Every line in the listing is to be echoed verbatim.

───── Dataset entries

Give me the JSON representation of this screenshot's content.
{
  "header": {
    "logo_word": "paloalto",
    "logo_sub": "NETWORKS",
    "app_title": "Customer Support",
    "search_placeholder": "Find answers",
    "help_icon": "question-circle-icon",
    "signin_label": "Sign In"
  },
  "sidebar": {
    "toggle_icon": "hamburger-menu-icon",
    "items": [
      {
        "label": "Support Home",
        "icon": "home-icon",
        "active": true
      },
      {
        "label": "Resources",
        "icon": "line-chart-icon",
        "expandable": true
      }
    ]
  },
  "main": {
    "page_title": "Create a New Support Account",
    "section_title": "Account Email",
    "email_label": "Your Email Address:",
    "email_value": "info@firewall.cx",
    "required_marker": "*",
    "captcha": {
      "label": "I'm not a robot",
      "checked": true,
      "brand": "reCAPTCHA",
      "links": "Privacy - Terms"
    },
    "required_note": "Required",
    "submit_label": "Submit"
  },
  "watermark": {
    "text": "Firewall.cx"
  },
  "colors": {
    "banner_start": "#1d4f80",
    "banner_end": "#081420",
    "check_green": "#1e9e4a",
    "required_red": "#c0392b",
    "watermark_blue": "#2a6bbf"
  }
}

──────────

• **Response below**
Give me the JSON representation of this screenshot's content.
{
  "header": {
    "logo_word": "paloalto",
    "logo_sub": "NETWORKS",
    "app_title": "Customer Support",
    "search_placeholder": "Find answers",
    "help_icon": "question-circle-icon",
    "signin_label": "Sign In"
  },
  "sidebar": {
    "toggle_icon": "hamburger-menu-icon",
    "items": [
      {
        "label": "Support Home",
        "icon": "home-icon",
        "active": true
      },
      {
        "label": "Resources",
        "icon": "line-chart-icon",
        "expandable": true
      }
    ]
  },
  "main": {
    "page_title": "Create a New Support Account",
    "section_title": "Account Email",
    "email_label": "Your Email Address:",
    "email_value": "info@firewall.cx",
    "required_marker": "*",
    "captcha": {
      "label": "I'm not a robot",
      "checked": true,
      "brand": "reCAPTCHA",
      "links": "Privacy - Terms"
    },
    "required_note": "Required",
    "submit_label": "Submit"
  },
  "watermark": {
    "text": "Firewall.cx"
  },
  "colors": {
    "banner_start": "#1d4f80",
    "banner_end": "#081420",
    "check_green": "#1e9e4a",
    "required_red": "#c0392b",
    "watermark_blue": "#2a6bbf"
  }
}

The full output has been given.